-------- Página
Lo más notable era que el altar estaba (ojalá todavía esté, porque Perla falleció hace pocos años) en pleno centro de la ciudad de Buenos Aires, a una cuadra de la avenida Corrientes, donde el barrio de Congreso se encuentra con el de Once. En la misma cuadra que la Cinemateca SHA (de la Sociedad Hebraica Argentina), que fue un bastión de la cultura secular cinéfila durante los 80s. Siempre me pareció irónico haber ido tantas veces a ver películas allí sin saber que en la misma cuadra, a unos metros nomás, había un inesperado y desconocido bastión de la «religiosidad popular» (en algún otro momento diré que hay que dejar de usar este concepto, pero not today…)

(Mientras escribo estas líneas pienso que no es cierto que fue el primer altar que conocí. Antes había visitado uno en la ciudad de Posadas, Misiones, cuando en oportunidad de un congreso nacional de antropología, allá por 1982, fuimos con mi maestro de antropología, Guillermo Magrassi, a visitar a una cuidadora del santo. De todas maneras, tengo recuerdos de la visita pero no del altar -creo que el único que pudo verlo fue mi profesor, porque en esa época y en esas partes del país, el altar solía ser algo bastante secreto y no se mostraba a cualquiera, ya que se creía que cuanto más oculto de ojos ajenos, más poderoso).

Perla era una persona de clase media, que había venido del Chaco (una provincia del NE argentino, zona de origen de la devoción al santito, como se le dice afectuosamente) y había estado casada con un empresario importante. Era cuñada de un dirigente nacional del peronismo. Separada, había dedicado su vida porteña al santo. Ella dormía en el pequeño cuarto de atrás del altar, y usaba apenas una pequeña mesa que estaba frente al altar como espacio personal. Generalmente, cuando la visitaba, estaba con alguna/s seguidora/s del santito sentada alrededor de la mesa, siempre sin darle la espalda al altar y siempre controlando que el número de velas prendidas fuera siete, o al menos, impar. En esa mesa corrían historias acerca de las vidas de los concurrentes al templo -o sus parientes- y de la intervención milagrosa del santo en ellas. Las llamaría chismes, pero su intención ejemplificatoria las dotaba de un propósito más elevado. Uno sabía que los propios problemas y avatares de nuestra vida probablemente también serían ventilados en esa misma mesa en algún otro momento, con gente que nos conociera o no, pero era parte del precio de la membrecía en esta comunidad imaginada, religiosa y terapéutica.
----------------
# Instrucciones
1. Explica, según el relato sobre el altar de Perla, por qué quien narra recuerda la visita a la cuidadora del santo en Posadas, pero no el altar.
2. Prosigue el relato sobre el altar de Perla a partir de la última oración que aparece.
-------- Material mostrado
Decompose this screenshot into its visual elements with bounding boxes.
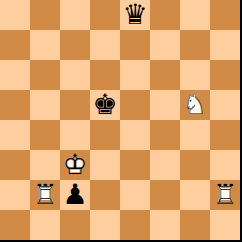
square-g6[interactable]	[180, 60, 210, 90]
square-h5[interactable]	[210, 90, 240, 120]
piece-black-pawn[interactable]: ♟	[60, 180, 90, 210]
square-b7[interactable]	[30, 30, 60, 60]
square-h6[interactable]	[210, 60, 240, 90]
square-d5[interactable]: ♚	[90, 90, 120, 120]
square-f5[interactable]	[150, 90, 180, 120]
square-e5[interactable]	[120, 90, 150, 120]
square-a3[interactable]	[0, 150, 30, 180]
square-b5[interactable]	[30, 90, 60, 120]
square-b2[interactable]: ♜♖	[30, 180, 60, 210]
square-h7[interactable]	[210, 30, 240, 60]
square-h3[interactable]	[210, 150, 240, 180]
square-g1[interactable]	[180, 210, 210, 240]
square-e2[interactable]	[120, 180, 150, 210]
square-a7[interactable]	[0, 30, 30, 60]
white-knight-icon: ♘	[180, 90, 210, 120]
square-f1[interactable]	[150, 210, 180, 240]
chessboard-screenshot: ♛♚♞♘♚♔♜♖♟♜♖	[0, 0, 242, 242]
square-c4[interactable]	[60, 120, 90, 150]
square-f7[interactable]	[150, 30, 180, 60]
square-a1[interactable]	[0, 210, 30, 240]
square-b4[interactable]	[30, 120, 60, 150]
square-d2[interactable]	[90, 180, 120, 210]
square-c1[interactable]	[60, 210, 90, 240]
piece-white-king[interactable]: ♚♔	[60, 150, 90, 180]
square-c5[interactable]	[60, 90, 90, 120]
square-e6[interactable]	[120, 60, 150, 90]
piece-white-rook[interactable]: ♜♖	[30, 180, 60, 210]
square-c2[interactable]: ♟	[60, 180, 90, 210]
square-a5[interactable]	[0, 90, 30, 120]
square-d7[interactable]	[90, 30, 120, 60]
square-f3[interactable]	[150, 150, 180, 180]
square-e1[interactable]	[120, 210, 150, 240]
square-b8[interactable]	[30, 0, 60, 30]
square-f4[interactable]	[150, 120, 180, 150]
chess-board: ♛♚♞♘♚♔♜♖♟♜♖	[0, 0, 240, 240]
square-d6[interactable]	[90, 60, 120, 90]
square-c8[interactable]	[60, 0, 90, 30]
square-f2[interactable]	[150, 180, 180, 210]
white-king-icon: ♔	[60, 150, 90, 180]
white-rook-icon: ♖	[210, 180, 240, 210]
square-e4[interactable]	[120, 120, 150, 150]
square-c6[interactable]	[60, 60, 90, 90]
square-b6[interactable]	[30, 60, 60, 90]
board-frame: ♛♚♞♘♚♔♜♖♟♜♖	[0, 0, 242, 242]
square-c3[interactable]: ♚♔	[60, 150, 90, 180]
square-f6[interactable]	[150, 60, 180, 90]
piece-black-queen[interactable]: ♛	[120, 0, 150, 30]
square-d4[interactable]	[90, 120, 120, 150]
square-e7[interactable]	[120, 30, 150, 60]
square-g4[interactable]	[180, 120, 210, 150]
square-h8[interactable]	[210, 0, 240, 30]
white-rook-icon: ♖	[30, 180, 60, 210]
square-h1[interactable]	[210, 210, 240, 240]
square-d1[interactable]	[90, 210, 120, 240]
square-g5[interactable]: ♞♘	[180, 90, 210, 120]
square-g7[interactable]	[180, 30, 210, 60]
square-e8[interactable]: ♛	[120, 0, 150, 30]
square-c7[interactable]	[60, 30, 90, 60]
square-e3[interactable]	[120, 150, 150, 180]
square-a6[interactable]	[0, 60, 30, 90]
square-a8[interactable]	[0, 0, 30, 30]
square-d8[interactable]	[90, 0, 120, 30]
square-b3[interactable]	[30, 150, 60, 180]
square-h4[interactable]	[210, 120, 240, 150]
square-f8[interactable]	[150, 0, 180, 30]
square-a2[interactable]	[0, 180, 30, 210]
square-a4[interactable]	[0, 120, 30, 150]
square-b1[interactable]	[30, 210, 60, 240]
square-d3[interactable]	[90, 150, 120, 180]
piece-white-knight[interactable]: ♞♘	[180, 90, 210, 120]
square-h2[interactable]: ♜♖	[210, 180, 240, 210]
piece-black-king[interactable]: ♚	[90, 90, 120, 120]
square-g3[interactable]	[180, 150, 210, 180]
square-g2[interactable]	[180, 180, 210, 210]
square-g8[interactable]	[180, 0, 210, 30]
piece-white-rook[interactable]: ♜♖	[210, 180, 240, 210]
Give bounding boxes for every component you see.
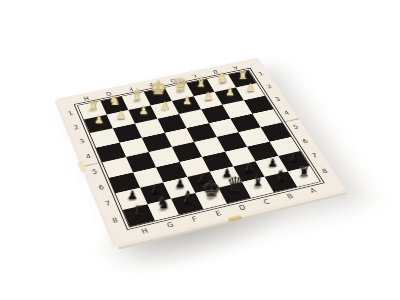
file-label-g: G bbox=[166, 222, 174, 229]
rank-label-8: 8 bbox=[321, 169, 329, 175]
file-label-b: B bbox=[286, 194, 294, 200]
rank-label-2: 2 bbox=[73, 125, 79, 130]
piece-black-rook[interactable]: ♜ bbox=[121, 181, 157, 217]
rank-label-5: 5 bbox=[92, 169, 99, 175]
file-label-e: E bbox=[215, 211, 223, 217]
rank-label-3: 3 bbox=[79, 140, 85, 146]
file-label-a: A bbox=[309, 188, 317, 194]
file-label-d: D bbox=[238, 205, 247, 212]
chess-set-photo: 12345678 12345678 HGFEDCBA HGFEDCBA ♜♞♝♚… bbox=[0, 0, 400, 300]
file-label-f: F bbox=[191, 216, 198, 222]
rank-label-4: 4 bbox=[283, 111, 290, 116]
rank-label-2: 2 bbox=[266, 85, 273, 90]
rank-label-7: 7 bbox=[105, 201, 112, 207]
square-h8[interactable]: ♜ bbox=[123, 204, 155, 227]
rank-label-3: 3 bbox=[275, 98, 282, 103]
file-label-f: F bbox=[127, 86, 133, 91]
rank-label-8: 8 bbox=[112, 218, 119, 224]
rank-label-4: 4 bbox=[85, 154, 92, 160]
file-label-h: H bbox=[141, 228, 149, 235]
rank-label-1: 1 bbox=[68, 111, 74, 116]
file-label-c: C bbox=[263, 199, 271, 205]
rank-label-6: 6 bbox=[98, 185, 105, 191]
----------------
# Tareas resueltas
1. Quien narra cree que solo su profesor pudo ver el altar. En esa época y en esa parte del país, el altar solía ser algo bastante secreto y no se mostraba a cualquiera, porque se creía que cuanto más oculto estuviera de ojos ajenos, más poderoso era.

2.
Fuera de esporádicas visitas al Bingo -en las que siempre le pedía al Santo que le permitiera ganar lo suficiente para mantener el culto y para «ayudar a los altares pobres del santo en las ciudades del interior»-no le conocí otras salidas a Perla. Ojalá las haya tenido, claro. Solía realizarle promesas al santo como vestir íntegramente de negro por un año (o dos, o tres, o cuatro, incluyendo hasta la ropa interior) que en ocasiones compartía con otras devotas/amigas. Siempre parecía que alguna mujer la ayudaba y acompañaba en sus tares en el pequeño departamento-templo, fungiendo de secretaria y/o aprendiz de los secretos del culto.

Llegué a lo de Perla gracias a Carlos Rivero. Carlos fue alumno mío en un curso de antropología, en el cual, como trabajo práctico tenían que analizar algún caso de «religiosidad popular» (again, not today). Fue a una santería de la calle Corrientes a averiguar sobre San La Muerte y como el dueño era buen conocedor del ramo y además afable con quien preguntaba, le contó sobre el altar de Perla. Al poco tiempo ya la había entrevistado, y cuando me contó, no pude evitar decirle que claro que también quería ir lo antes posible.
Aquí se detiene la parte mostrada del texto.